Studenti in una foto d'archivio
Studenti in una foto d'archivio

Firenze, 17 gennaio 2020 - Non c’è la contrapposizione ricchi e poveri, alta borghesia e ceti bassi, ma anche in Toscana non mancano istituti che, nel rapporto di autovalutazione pubblicato sui siti scolastici, e che dunque può esser facilmente consultato dai genitori alle prese con le iscrizioni, fanno riferimento al censo ed al livello sociale delle famiglie dei propri alunni. Un vero e proprio ‘identikit’ dei singoli istituti dai quali emerge una profonda differenziazione sociale che mai nessuno si aspetterebbe nelle presentazioni delle scuole.

Ecco che invece a Firenze , alla secondaria di primo grado "Masaccio", non ci si scompone troppo nell’affermare che "non sono presenti studenti nomadi". Affermazioni sconcertanti anche alla "Dino Compagni", altra scuola di un quartiere da sempre considerato ‘bene’: insomma, in questo caso si sottolinea che i figli dell’alta borghesia della zona negli ultimi anni studiano accanto ai ragazzi delle colf impiegate nelle belle case del quartiere. Un cazzotto nello stomaco.

Spostandoci a Prato , al glorioso convitto "Cicognini", si scopre che "nella maggioranza dei casi gli studenti sono figli di professionisti". Un ceto medio-alto, dunque.«Anche gli studenti di origine cinese provengono da famiglie di imprenditori che trovano molto congeniale la presenza del semi-convitto". Come dire: immigrati sì, ma di livello. E poi: "L’incidenza degli studenti provenienti da famiglie svantaggiate è molto bassa". Eh, sì, perchè gli allievi di quell’istituto hanno la casa al mare, fanno viaggi all’estero. Hanno pure "capi di abbigliamento firmati". Un invito neanche troppo velato per il figlio del muratore a dirigersi altrove? È dal 2015 che le scuole, statali e paritarie, devono sviluppare un lavoro di analisi e valutazione partendo da dati ed informazioni secondo il percorso delineato appunto dal Rav, elaborato on line attraverso una piattaforma unica. Peccato però che in certi casi le indicazioni ministeriali prendano derive classiste. Perchè mai al "Rodari" di Follonica (Grosseto) si è voluto rimarcare il "flusso migratorio dal Sud"? Spostandoci verso la Liguria, al comprensivo 5 della Spezia , ecco che il "contesto socio-economico medio-alto" si scontra con "singoli casi di deprivazione". E meno male che in questi casi "la scuola fornisce la possibilità di una vera integrazione".

Non mancano , naturalmente, esempi positivi. Tra i tanti, abbiamo scelto quello di Ponsacco . Ebbene, nella provincia pisana troviamo finalmente la scuola inclusiva che tutti ci aspetteremmo. "L’incontro con diverse culture arricchisce gli alunni e li rende più consapevoli della dimensione sociale in cui sono inseriti". E giù un elenco delle nazionalità presenti tra i banchi. "Sbagliano le scuole che si limitano ad evidenziare dati statistici senza contestualizzarli - fa notare Gabriele Toccafondi, segretario della commissione cultura alla Camera ed ex sottosegretario all’Istruzione -. Lo strumento del rapporto è utile per comunicare quel che la scuola fa per migliorare la propria offerta".

**Esplora il materiale**
1 – Riporta tale e quale il passo dell'articolo che va da "Ecco che invece" giù fino a "cazzotto nello stomaco.".
2 – Secondo l'articolo, da quale anno le scuole statali e paritarie devono sviluppare un lavoro di analisi e valutazione secondo il percorso del Rav?
Le voci qui sotto sono materiale a parte, slegato dall'articolo.

**Informazioni**
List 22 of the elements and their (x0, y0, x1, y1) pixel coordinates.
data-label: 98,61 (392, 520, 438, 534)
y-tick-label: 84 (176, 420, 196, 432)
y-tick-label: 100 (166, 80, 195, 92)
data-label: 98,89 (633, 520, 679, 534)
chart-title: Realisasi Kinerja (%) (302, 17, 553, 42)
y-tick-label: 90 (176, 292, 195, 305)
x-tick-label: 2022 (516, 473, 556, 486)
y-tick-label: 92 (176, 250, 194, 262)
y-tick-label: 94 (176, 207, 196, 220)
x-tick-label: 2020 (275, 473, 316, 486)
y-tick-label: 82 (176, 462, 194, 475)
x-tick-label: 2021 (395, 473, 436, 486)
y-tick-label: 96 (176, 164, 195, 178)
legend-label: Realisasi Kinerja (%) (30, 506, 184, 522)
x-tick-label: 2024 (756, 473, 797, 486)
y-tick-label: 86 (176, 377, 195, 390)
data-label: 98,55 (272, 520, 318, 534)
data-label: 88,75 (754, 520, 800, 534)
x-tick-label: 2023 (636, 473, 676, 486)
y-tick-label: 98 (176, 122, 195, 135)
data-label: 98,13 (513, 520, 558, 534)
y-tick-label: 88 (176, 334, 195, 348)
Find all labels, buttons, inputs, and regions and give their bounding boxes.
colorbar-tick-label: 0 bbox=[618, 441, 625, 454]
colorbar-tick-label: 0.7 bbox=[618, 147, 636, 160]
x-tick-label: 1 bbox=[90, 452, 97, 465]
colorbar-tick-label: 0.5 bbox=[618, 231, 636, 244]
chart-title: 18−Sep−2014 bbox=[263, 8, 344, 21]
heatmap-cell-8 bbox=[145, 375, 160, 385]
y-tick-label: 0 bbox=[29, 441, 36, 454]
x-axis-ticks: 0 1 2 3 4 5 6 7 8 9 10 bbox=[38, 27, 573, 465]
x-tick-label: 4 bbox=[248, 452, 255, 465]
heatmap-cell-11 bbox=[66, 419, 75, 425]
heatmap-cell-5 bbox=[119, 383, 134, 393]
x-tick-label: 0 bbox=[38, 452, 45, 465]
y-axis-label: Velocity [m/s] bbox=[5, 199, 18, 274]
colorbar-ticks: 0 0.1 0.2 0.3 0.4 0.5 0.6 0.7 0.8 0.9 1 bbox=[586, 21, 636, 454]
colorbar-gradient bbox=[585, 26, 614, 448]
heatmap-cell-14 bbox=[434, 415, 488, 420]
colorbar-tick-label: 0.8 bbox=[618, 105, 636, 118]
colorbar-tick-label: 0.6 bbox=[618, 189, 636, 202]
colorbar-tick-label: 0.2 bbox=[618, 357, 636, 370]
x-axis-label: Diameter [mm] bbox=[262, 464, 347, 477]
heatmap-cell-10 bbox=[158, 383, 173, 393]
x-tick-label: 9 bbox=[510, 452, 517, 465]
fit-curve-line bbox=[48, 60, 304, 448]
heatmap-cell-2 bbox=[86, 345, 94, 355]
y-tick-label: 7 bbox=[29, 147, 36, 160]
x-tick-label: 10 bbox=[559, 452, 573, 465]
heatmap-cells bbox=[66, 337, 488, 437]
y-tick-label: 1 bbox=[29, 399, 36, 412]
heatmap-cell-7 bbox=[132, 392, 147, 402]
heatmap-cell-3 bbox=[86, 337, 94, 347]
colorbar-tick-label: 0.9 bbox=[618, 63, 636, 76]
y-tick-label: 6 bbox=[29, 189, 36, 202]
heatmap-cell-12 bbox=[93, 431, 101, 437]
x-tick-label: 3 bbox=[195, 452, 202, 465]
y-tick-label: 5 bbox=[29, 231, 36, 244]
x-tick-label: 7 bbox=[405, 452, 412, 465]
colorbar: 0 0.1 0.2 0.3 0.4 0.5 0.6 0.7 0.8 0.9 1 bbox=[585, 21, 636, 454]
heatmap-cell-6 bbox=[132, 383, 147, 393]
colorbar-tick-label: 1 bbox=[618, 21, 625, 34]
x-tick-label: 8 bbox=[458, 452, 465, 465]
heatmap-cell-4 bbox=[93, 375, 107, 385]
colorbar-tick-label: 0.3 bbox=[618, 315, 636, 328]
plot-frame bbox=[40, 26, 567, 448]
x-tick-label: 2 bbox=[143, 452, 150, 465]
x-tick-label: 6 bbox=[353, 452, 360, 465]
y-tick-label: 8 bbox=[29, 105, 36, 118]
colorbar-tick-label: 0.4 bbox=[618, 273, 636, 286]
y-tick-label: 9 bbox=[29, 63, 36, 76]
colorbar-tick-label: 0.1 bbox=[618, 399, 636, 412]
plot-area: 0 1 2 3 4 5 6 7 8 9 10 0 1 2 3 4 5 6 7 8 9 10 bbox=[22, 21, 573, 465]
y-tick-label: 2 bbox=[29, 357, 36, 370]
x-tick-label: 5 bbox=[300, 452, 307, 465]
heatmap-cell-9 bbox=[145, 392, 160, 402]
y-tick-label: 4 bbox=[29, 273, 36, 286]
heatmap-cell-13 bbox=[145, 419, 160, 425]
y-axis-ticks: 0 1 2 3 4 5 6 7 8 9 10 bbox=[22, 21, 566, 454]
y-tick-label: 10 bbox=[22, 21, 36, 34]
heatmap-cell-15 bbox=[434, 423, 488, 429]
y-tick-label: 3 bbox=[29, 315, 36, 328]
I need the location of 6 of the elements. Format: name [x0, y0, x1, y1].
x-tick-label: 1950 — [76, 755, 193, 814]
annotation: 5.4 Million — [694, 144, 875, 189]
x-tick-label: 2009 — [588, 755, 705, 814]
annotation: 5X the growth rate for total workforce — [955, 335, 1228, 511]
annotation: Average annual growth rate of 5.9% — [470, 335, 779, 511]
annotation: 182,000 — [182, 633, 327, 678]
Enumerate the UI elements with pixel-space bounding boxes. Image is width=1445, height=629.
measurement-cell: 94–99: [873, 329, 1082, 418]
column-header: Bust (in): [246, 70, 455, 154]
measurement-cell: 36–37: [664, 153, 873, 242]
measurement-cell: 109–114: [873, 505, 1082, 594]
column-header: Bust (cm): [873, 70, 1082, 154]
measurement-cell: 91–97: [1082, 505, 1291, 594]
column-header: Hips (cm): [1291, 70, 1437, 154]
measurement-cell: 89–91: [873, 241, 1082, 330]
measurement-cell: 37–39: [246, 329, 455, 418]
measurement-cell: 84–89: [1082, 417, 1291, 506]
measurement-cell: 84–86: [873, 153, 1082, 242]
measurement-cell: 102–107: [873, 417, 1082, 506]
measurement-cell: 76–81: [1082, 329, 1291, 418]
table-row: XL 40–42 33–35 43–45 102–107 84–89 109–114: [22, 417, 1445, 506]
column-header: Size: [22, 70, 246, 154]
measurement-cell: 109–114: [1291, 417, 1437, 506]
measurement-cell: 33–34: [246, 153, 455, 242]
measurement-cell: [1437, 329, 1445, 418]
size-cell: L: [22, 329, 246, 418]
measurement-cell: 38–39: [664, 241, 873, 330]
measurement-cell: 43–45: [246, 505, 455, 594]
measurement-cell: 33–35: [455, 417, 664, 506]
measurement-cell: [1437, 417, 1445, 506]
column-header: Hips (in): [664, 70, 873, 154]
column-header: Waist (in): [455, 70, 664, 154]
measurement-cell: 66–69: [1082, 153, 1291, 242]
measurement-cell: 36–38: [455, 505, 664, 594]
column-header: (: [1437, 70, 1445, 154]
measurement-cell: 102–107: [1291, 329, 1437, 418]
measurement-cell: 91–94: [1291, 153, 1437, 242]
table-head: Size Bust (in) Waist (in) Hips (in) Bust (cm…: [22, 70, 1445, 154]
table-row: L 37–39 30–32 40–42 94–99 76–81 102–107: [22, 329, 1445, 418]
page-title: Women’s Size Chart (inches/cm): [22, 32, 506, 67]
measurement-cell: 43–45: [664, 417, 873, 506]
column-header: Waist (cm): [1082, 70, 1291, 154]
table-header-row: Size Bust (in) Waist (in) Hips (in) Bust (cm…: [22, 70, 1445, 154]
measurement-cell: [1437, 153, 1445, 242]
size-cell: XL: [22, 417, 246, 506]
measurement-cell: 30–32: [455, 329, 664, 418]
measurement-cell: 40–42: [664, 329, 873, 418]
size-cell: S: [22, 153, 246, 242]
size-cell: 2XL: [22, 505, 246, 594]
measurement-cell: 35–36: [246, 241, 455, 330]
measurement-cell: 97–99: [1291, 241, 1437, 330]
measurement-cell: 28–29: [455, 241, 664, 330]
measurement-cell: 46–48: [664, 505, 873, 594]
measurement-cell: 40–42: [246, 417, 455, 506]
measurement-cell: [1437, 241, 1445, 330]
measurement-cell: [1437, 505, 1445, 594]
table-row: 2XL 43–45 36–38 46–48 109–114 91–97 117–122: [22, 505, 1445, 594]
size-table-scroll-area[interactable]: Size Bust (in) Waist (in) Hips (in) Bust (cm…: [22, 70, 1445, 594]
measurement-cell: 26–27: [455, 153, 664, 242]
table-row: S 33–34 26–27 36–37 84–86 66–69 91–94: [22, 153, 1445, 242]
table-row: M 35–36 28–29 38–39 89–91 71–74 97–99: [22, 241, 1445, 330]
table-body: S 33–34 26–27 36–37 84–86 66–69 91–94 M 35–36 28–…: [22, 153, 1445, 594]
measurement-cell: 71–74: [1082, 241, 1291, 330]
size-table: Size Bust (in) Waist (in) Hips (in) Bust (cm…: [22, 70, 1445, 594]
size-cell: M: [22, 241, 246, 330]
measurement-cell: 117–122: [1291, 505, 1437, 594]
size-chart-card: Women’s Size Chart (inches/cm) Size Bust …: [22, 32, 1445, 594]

**Risposte ai compiti**
1 –
Ecco che invece a Firenze , alla secondaria di primo grado "Masaccio", non ci si scompone troppo nell’affermare che "non sono presenti studenti nomadi". Affermazioni sconcertanti anche alla "Dino Compagni", altra scuola di un quartiere da sempre considerato ‘bene’: insomma, in questo caso si sottolinea che i figli dell’alta borghesia della zona negli ultimi anni studiano accanto ai ragazzi delle colf impiegate nelle belle case del quartiere. Un cazzotto nello stomaco.

2 – Dal 2015.